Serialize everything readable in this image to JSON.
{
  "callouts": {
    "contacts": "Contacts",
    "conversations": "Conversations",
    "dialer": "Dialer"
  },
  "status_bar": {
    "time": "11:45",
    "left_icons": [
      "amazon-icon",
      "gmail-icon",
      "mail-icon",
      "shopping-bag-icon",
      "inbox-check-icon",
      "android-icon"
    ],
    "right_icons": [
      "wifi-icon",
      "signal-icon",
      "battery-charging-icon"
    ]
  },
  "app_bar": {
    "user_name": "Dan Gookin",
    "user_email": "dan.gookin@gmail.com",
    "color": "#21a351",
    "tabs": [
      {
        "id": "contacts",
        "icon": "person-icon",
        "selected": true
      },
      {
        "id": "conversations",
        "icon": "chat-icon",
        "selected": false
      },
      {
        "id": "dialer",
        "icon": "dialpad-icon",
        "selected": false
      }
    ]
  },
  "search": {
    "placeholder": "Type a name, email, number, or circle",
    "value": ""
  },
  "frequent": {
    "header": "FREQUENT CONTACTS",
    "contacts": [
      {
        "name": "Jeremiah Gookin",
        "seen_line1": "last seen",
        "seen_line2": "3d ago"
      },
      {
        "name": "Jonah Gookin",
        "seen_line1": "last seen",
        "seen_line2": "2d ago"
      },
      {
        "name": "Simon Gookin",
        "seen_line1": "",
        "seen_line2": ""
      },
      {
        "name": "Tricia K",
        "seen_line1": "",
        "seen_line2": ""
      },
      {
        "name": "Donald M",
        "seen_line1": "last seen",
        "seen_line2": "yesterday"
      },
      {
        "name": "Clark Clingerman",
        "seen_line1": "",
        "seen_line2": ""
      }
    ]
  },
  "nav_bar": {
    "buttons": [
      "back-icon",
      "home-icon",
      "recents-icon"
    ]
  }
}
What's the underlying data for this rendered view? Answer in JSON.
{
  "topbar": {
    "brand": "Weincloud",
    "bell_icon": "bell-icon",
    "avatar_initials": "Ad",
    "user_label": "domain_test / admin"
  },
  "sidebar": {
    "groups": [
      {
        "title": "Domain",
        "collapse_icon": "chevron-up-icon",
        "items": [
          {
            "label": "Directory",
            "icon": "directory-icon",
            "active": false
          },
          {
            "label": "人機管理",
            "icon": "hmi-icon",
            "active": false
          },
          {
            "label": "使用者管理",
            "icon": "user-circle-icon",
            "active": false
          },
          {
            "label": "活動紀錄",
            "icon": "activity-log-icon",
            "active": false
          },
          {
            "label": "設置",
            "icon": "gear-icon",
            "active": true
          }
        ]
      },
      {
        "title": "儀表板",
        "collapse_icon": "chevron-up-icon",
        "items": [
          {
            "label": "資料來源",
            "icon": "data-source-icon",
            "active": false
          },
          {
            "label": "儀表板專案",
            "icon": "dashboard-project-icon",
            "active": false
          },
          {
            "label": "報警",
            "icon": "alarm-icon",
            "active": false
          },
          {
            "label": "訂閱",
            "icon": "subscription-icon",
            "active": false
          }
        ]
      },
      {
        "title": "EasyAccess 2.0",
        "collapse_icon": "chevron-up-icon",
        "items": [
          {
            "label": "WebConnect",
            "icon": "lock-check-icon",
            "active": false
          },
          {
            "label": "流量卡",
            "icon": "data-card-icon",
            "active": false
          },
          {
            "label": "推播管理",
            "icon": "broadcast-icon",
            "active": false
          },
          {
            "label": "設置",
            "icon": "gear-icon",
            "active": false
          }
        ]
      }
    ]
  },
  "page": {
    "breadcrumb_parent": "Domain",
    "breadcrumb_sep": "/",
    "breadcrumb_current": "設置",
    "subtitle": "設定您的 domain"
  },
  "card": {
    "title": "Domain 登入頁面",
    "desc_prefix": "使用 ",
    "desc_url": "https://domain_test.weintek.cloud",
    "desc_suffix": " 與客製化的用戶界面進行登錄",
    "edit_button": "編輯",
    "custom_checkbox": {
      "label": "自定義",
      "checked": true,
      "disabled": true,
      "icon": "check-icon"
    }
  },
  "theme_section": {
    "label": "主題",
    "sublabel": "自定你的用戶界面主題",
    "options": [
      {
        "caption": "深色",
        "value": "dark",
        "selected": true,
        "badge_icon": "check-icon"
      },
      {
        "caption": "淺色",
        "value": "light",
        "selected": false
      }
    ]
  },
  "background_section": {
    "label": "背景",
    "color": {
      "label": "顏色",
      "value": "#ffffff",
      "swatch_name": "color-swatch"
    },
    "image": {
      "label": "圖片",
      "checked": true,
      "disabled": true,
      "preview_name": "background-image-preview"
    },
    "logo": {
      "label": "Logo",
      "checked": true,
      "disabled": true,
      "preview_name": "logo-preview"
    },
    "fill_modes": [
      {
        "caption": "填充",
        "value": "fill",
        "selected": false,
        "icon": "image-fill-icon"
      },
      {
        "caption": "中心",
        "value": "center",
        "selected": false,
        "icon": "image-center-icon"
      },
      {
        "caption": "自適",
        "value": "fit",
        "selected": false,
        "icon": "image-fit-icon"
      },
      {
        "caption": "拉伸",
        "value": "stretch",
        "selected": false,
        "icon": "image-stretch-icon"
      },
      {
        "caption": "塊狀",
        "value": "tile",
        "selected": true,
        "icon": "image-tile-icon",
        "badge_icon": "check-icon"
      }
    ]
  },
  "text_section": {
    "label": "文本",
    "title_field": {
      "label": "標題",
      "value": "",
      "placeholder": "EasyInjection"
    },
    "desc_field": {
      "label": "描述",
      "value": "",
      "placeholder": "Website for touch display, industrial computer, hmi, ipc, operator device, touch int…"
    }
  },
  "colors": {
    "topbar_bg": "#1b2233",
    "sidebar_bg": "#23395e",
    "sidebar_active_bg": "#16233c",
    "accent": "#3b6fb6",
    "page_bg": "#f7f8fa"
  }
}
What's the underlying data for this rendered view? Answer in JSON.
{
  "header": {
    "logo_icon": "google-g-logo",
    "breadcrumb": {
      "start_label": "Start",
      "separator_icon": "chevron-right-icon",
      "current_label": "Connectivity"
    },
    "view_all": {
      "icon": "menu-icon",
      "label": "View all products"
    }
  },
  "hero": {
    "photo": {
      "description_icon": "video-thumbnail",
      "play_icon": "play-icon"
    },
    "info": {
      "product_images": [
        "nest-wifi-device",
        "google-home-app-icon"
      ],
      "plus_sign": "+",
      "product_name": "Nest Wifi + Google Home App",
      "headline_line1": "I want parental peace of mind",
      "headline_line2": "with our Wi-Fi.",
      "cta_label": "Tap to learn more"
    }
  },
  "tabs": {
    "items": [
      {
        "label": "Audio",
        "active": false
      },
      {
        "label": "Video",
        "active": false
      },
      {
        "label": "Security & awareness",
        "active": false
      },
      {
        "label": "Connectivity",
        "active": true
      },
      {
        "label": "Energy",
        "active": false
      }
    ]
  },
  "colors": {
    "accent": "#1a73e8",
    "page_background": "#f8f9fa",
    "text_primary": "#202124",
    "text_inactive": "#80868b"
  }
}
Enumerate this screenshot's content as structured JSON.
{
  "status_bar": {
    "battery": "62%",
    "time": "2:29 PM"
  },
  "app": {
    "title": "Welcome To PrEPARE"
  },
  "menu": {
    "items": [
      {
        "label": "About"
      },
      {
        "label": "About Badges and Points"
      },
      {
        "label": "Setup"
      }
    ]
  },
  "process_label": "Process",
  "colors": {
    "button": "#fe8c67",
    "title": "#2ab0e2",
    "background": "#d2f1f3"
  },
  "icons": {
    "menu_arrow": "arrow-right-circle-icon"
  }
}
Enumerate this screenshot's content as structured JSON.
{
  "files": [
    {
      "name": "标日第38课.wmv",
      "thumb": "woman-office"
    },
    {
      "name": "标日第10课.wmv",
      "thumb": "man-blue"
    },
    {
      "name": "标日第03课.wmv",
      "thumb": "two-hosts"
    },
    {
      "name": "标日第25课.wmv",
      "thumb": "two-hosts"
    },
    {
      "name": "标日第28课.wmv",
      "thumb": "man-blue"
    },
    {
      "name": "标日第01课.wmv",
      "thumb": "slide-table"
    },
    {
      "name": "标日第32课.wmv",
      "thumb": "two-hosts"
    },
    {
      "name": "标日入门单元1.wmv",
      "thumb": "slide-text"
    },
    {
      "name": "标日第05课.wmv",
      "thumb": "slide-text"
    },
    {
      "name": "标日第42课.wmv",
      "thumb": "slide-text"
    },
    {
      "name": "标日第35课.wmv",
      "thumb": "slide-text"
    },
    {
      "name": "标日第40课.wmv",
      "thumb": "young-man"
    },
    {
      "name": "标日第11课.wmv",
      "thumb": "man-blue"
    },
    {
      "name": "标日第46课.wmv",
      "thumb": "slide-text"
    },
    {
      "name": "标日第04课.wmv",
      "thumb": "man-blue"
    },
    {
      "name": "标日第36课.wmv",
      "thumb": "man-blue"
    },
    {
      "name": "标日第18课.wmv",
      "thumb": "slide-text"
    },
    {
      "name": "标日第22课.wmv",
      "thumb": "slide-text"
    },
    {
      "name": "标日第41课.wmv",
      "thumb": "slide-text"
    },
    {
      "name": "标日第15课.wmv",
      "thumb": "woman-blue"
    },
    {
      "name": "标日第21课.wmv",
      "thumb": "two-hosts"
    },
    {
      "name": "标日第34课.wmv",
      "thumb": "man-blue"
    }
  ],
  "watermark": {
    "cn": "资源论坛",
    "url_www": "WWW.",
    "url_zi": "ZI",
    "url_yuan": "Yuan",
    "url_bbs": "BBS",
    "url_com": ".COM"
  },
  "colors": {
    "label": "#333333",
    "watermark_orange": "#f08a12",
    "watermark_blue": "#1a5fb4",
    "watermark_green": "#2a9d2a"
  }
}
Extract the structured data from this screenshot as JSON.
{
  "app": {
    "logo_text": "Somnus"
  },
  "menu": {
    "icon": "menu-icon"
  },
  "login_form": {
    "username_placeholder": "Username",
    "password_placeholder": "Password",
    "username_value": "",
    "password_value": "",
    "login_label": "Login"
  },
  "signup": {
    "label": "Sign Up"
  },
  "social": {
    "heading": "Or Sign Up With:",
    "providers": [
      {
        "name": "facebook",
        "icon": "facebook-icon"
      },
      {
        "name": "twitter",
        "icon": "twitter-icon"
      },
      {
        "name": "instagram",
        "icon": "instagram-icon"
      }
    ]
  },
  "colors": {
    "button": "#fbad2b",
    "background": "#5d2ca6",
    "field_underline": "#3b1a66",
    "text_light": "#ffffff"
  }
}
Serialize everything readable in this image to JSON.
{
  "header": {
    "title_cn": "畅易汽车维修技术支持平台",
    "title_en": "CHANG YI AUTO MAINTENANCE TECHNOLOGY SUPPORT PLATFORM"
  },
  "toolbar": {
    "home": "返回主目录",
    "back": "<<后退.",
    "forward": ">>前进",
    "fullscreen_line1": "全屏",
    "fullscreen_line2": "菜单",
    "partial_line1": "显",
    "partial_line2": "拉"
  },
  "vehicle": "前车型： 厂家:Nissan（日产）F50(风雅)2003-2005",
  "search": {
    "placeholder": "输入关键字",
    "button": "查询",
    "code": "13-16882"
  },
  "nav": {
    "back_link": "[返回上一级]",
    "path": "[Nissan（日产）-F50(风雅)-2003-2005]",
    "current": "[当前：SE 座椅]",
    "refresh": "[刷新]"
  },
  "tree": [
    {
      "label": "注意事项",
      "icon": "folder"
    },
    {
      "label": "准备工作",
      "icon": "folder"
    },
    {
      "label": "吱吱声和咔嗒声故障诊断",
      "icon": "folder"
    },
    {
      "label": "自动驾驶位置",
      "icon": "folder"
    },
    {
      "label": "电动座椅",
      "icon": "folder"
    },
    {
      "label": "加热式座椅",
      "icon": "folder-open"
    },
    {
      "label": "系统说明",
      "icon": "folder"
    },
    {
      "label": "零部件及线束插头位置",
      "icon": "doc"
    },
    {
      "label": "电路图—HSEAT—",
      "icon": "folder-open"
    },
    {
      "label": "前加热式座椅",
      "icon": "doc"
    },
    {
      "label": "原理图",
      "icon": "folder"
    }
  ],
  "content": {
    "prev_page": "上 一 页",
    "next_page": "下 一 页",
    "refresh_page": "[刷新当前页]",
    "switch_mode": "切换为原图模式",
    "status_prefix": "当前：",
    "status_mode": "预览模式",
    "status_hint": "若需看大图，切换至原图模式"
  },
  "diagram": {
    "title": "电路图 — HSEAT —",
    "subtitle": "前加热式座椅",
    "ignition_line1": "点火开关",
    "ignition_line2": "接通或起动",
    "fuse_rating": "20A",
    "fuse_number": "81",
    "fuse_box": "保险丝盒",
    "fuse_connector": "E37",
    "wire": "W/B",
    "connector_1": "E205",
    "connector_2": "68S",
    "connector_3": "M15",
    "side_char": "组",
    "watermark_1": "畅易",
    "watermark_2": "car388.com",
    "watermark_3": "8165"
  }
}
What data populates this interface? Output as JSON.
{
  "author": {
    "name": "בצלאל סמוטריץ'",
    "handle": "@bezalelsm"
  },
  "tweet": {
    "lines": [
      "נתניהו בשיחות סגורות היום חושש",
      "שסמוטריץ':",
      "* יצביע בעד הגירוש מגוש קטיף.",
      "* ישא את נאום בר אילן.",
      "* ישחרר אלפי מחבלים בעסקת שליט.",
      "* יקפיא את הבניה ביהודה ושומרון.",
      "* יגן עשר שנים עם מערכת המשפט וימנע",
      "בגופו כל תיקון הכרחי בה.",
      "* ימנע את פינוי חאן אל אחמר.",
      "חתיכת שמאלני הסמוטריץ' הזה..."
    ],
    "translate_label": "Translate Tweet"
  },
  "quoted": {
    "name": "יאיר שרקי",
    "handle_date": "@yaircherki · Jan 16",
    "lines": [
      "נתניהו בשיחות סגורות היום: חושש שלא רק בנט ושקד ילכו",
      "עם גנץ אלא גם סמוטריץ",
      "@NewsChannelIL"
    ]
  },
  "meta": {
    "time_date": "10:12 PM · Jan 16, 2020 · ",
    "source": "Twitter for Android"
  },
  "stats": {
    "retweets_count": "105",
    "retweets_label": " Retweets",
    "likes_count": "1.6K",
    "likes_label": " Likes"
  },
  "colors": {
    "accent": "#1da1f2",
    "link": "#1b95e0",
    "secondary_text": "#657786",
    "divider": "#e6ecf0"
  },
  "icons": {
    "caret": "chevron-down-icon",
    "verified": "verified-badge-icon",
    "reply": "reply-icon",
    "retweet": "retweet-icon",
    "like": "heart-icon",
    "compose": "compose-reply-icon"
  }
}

▬▬▬

## Work required
Print exactly the lines from the one with "What data populates" through the end of the data, inclusive.

## Written answer
What data populates this interface? Output as JSON.
{
  "author": {
    "name": "בצלאל סמוטריץ'",
    "handle": "@bezalelsm"
  },
  "tweet": {
    "lines": [
      "נתניהו בשיחות סגורות היום חושש",
      "שסמוטריץ':",
      "* יצביע בעד הגירוש מגוש קטיף.",
      "* ישא את נאום בר אילן.",
      "* ישחרר אלפי מחבלים בעסקת שליט.",
      "* יקפיא את הבניה ביהודה ושומרון.",
      "* יגן עשר שנים עם מערכת המשפט וימנע",
      "בגופו כל תיקון הכרחי בה.",
      "* ימנע את פינוי חאן אל אחמר.",
      "חתיכת שמאלני הסמוטריץ' הזה..."
    ],
    "translate_label": "Translate Tweet"
  },
  "quoted": {
    "name": "יאיר שרקי",
    "handle_date": "@yaircherki · Jan 16",
    "lines": [
      "נתניהו בשיחות סגורות היום: חושש שלא רק בנט ושקד ילכו",
      "עם גנץ אלא גם סמוטריץ",
      "@NewsChannelIL"
    ]
  },
  "meta": {
    "time_date": "10:12 PM · Jan 16, 2020 · ",
    "source": "Twitter for Android"
  },
  "stats": {
    "retweets_count": "105",
    "retweets_label": " Retweets",
    "likes_count": "1.6K",
    "likes_label": " Likes"
  },
  "colors": {
    "accent": "#1da1f2",
    "link": "#1b95e0",
    "secondary_text": "#657786",
    "divider": "#e6ecf0"
  },
  "icons": {
    "caret": "chevron-down-icon",
    "verified": "verified-badge-icon",
    "reply": "reply-icon",
    "retweet": "retweet-icon",
    "like": "heart-icon",
    "compose": "compose-reply-icon"
  }
}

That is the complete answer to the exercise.